# Exercise objective:
Pick out all lines in the listing holding the string "pound" and copy them.

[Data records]
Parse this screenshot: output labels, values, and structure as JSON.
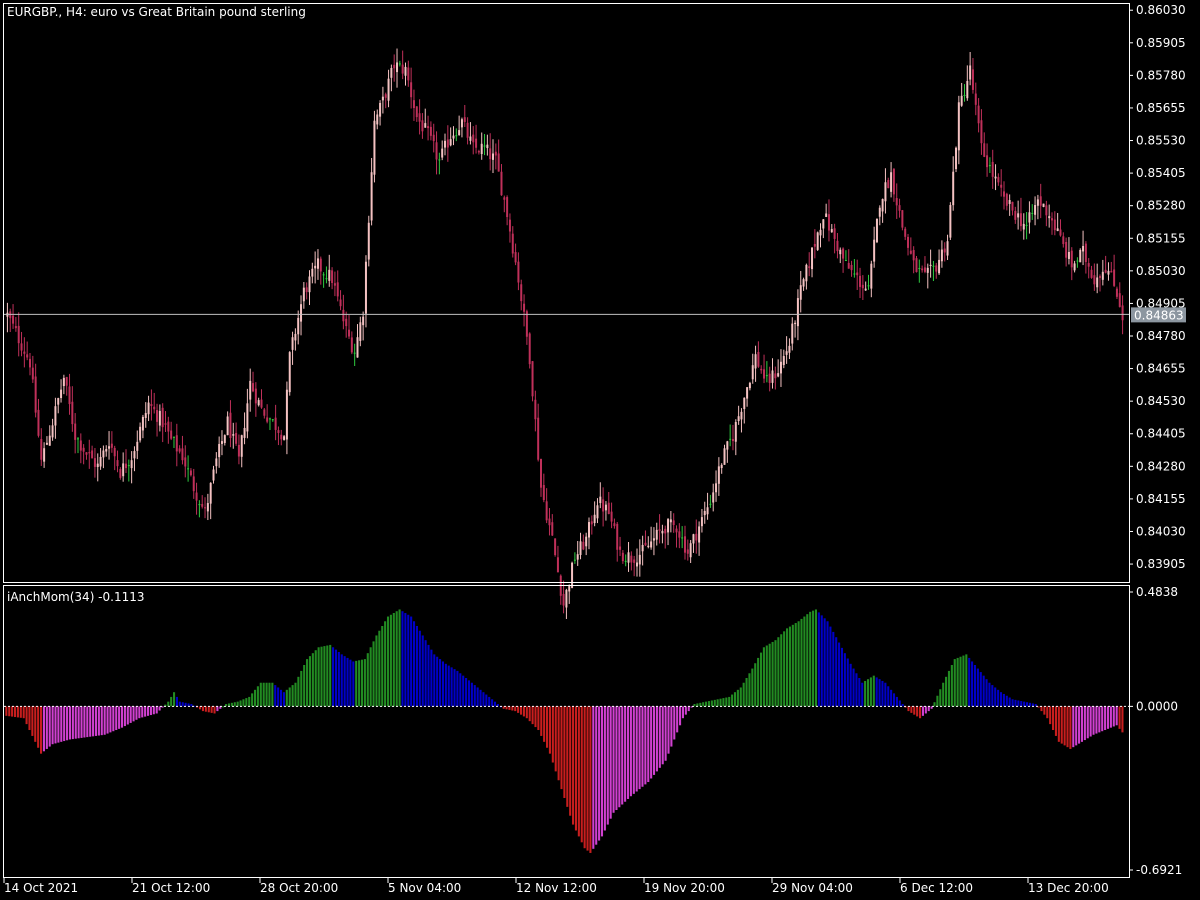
{
  "main_panel": {
    "title": "EURGBP., H4:  euro vs Great Britain pound sterling",
    "price_ticks": [
      "0.86030",
      "0.85905",
      "0.85780",
      "0.85655",
      "0.85530",
      "0.85405",
      "0.85280",
      "0.85155",
      "0.85030",
      "0.84905",
      "0.84780",
      "0.84655",
      "0.84530",
      "0.84405",
      "0.84280",
      "0.84155",
      "0.84030",
      "0.83905"
    ],
    "current_price": "0.84863"
  },
  "indicator_panel": {
    "title": "iAnchMom(34) -0.1113",
    "ticks": [
      "0.4838",
      "0.0000",
      "-0.6921"
    ]
  },
  "time_axis": {
    "labels": [
      "14 Oct 2021",
      "21 Oct 12:00",
      "28 Oct 20:00",
      "5 Nov 04:00",
      "12 Nov 12:00",
      "19 Nov 20:00",
      "29 Nov 04:00",
      "6 Dec 12:00",
      "13 Dec 20:00"
    ]
  },
  "colors": {
    "background": "#000000",
    "frame": "#ffffff",
    "candle_up": "#f4c2c2",
    "candle_down": "#c0305a",
    "candle_doji": "#2ecc40",
    "hist_green": "#228b22",
    "hist_blue": "#0000c8",
    "hist_red": "#c81e1e",
    "hist_magenta": "#d040d0",
    "price_line": "#c0c0c0",
    "price_label_bg": "#8c96a0"
  },
  "chart_data": [
    {
      "type": "candlestick",
      "title": "EURGBP., H4:  euro vs Great Britain pound sterling",
      "ylim": [
        0.8384,
        0.8605
      ],
      "current_price": 0.84863,
      "anchors_close": [
        [
          0,
          0.8486
        ],
        [
          8,
          0.8468
        ],
        [
          12,
          0.843
        ],
        [
          16,
          0.8445
        ],
        [
          20,
          0.8462
        ],
        [
          24,
          0.844
        ],
        [
          28,
          0.8433
        ],
        [
          32,
          0.8428
        ],
        [
          36,
          0.8438
        ],
        [
          40,
          0.8426
        ],
        [
          44,
          0.8432
        ],
        [
          50,
          0.8452
        ],
        [
          55,
          0.8445
        ],
        [
          58,
          0.8438
        ],
        [
          62,
          0.8432
        ],
        [
          66,
          0.842
        ],
        [
          70,
          0.841
        ],
        [
          74,
          0.843
        ],
        [
          78,
          0.8445
        ],
        [
          82,
          0.843
        ],
        [
          86,
          0.846
        ],
        [
          90,
          0.845
        ],
        [
          94,
          0.8445
        ],
        [
          98,
          0.844
        ],
        [
          100,
          0.847
        ],
        [
          105,
          0.8495
        ],
        [
          110,
          0.8505
        ],
        [
          115,
          0.85
        ],
        [
          120,
          0.848
        ],
        [
          123,
          0.8472
        ],
        [
          126,
          0.8488
        ],
        [
          130,
          0.856
        ],
        [
          133,
          0.8568
        ],
        [
          137,
          0.8582
        ],
        [
          141,
          0.858
        ],
        [
          145,
          0.8562
        ],
        [
          149,
          0.8555
        ],
        [
          153,
          0.8545
        ],
        [
          157,
          0.8555
        ],
        [
          161,
          0.856
        ],
        [
          165,
          0.855
        ],
        [
          169,
          0.855
        ],
        [
          173,
          0.8545
        ],
        [
          177,
          0.8525
        ],
        [
          181,
          0.85
        ],
        [
          185,
          0.847
        ],
        [
          189,
          0.842
        ],
        [
          193,
          0.84
        ],
        [
          197,
          0.8375
        ],
        [
          201,
          0.8393
        ],
        [
          205,
          0.84
        ],
        [
          209,
          0.8415
        ],
        [
          213,
          0.841
        ],
        [
          217,
          0.8395
        ],
        [
          221,
          0.8393
        ],
        [
          225,
          0.8395
        ],
        [
          229,
          0.84
        ],
        [
          233,
          0.8405
        ],
        [
          237,
          0.8405
        ],
        [
          241,
          0.8395
        ],
        [
          245,
          0.8405
        ],
        [
          249,
          0.8415
        ],
        [
          253,
          0.843
        ],
        [
          257,
          0.844
        ],
        [
          261,
          0.8455
        ],
        [
          265,
          0.847
        ],
        [
          269,
          0.846
        ],
        [
          273,
          0.8465
        ],
        [
          277,
          0.8475
        ],
        [
          281,
          0.8495
        ],
        [
          285,
          0.851
        ],
        [
          289,
          0.8525
        ],
        [
          293,
          0.8515
        ],
        [
          297,
          0.8505
        ],
        [
          301,
          0.85
        ],
        [
          305,
          0.8495
        ],
        [
          309,
          0.853
        ],
        [
          313,
          0.854
        ],
        [
          317,
          0.852
        ],
        [
          321,
          0.8505
        ],
        [
          325,
          0.85
        ],
        [
          329,
          0.8505
        ],
        [
          333,
          0.8515
        ],
        [
          337,
          0.8565
        ],
        [
          341,
          0.858
        ],
        [
          345,
          0.855
        ],
        [
          349,
          0.854
        ],
        [
          353,
          0.853
        ],
        [
          357,
          0.8525
        ],
        [
          361,
          0.852
        ],
        [
          365,
          0.853
        ],
        [
          369,
          0.8525
        ],
        [
          373,
          0.8515
        ],
        [
          377,
          0.8505
        ],
        [
          381,
          0.851
        ],
        [
          385,
          0.85
        ],
        [
          389,
          0.8505
        ],
        [
          393,
          0.8495
        ],
        [
          395,
          0.8486
        ]
      ]
    },
    {
      "type": "bar",
      "title": "iAnchMom(34) -0.1113",
      "ylim": [
        -0.6921,
        0.4838
      ],
      "last_value": -0.1113,
      "anchors_value": [
        [
          0,
          -0.04
        ],
        [
          6,
          -0.05
        ],
        [
          12,
          -0.2
        ],
        [
          16,
          -0.16
        ],
        [
          22,
          -0.14
        ],
        [
          28,
          -0.13
        ],
        [
          34,
          -0.12
        ],
        [
          40,
          -0.09
        ],
        [
          46,
          -0.05
        ],
        [
          52,
          -0.03
        ],
        [
          56,
          0.02
        ],
        [
          58,
          0.06
        ],
        [
          60,
          0.02
        ],
        [
          64,
          0.01
        ],
        [
          68,
          -0.02
        ],
        [
          72,
          -0.03
        ],
        [
          76,
          0.01
        ],
        [
          80,
          0.02
        ],
        [
          84,
          0.04
        ],
        [
          88,
          0.1
        ],
        [
          92,
          0.1
        ],
        [
          96,
          0.06
        ],
        [
          100,
          0.1
        ],
        [
          104,
          0.2
        ],
        [
          108,
          0.25
        ],
        [
          112,
          0.26
        ],
        [
          116,
          0.22
        ],
        [
          120,
          0.19
        ],
        [
          124,
          0.2
        ],
        [
          128,
          0.3
        ],
        [
          132,
          0.38
        ],
        [
          136,
          0.41
        ],
        [
          140,
          0.38
        ],
        [
          144,
          0.3
        ],
        [
          148,
          0.22
        ],
        [
          152,
          0.18
        ],
        [
          156,
          0.15
        ],
        [
          160,
          0.11
        ],
        [
          164,
          0.07
        ],
        [
          168,
          0.03
        ],
        [
          172,
          -0.01
        ],
        [
          176,
          -0.02
        ],
        [
          180,
          -0.05
        ],
        [
          184,
          -0.1
        ],
        [
          188,
          -0.2
        ],
        [
          192,
          -0.35
        ],
        [
          196,
          -0.5
        ],
        [
          200,
          -0.6
        ],
        [
          202,
          -0.62
        ],
        [
          206,
          -0.55
        ],
        [
          210,
          -0.45
        ],
        [
          216,
          -0.38
        ],
        [
          222,
          -0.32
        ],
        [
          228,
          -0.23
        ],
        [
          234,
          -0.05
        ],
        [
          238,
          0.01
        ],
        [
          242,
          0.02
        ],
        [
          246,
          0.03
        ],
        [
          250,
          0.04
        ],
        [
          254,
          0.08
        ],
        [
          258,
          0.16
        ],
        [
          262,
          0.25
        ],
        [
          266,
          0.28
        ],
        [
          270,
          0.33
        ],
        [
          274,
          0.36
        ],
        [
          278,
          0.4
        ],
        [
          280,
          0.41
        ],
        [
          284,
          0.36
        ],
        [
          288,
          0.27
        ],
        [
          292,
          0.18
        ],
        [
          296,
          0.1
        ],
        [
          300,
          0.13
        ],
        [
          304,
          0.1
        ],
        [
          308,
          0.04
        ],
        [
          312,
          -0.02
        ],
        [
          316,
          -0.05
        ],
        [
          320,
          -0.01
        ],
        [
          324,
          0.1
        ],
        [
          328,
          0.2
        ],
        [
          332,
          0.22
        ],
        [
          336,
          0.16
        ],
        [
          340,
          0.1
        ],
        [
          344,
          0.06
        ],
        [
          348,
          0.03
        ],
        [
          352,
          0.02
        ],
        [
          356,
          0.01
        ],
        [
          360,
          -0.05
        ],
        [
          364,
          -0.15
        ],
        [
          368,
          -0.18
        ],
        [
          372,
          -0.15
        ],
        [
          376,
          -0.12
        ],
        [
          380,
          -0.1
        ],
        [
          384,
          -0.08
        ],
        [
          386,
          -0.11
        ]
      ]
    }
  ]
}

# Answer for the task:
    "title": "EURGBP., H4:  euro vs Great Britain pound sterling",
      "title": "EURGBP., H4:  euro vs Great Britain pound sterling",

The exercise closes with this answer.